--- start Available records ---

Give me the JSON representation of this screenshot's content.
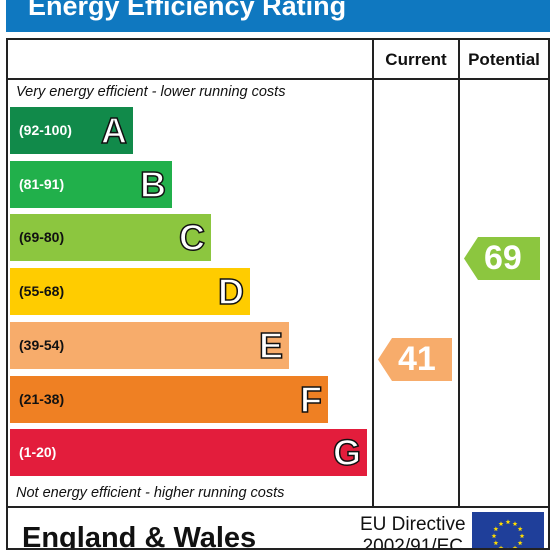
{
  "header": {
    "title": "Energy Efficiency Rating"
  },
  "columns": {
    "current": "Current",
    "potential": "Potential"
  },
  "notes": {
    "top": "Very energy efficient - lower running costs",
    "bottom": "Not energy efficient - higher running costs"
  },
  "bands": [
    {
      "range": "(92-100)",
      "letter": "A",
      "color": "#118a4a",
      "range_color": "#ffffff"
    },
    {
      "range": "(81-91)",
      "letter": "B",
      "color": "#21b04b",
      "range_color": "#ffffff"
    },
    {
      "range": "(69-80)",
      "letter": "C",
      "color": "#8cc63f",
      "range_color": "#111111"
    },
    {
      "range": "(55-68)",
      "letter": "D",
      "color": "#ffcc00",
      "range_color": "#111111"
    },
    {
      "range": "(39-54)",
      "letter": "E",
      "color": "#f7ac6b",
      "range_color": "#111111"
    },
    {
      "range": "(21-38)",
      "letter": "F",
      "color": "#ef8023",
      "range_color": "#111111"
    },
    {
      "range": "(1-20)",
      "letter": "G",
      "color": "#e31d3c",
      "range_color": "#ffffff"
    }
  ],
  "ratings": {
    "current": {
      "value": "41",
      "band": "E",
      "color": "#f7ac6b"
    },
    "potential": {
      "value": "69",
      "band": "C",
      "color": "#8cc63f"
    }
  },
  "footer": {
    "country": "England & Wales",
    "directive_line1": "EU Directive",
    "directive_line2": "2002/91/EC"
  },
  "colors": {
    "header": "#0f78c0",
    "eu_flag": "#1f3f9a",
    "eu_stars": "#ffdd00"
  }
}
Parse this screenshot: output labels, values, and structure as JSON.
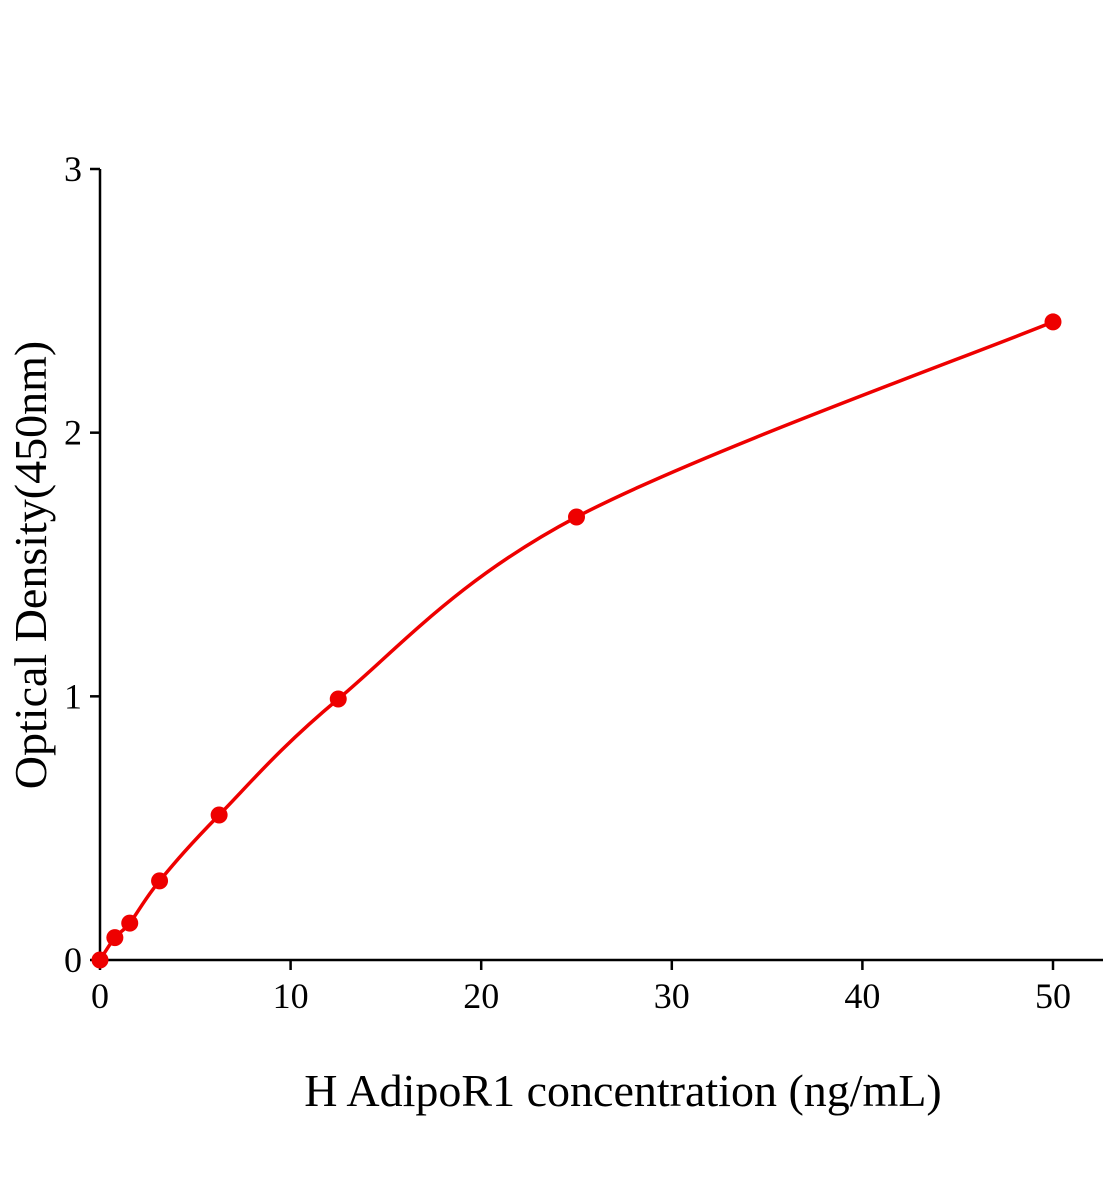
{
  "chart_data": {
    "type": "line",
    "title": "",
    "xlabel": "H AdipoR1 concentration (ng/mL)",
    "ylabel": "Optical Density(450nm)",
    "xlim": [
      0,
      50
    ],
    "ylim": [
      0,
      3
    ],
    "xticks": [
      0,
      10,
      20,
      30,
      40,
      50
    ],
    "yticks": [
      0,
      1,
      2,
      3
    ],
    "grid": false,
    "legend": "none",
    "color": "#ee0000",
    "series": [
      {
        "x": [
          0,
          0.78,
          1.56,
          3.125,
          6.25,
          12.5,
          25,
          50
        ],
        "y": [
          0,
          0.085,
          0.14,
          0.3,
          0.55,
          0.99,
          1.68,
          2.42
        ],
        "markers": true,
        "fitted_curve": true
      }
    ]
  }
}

--- end Available records ---

Your task →
Count the lines in the records above that hold the word "costs", and give only that number.

Full answer →
2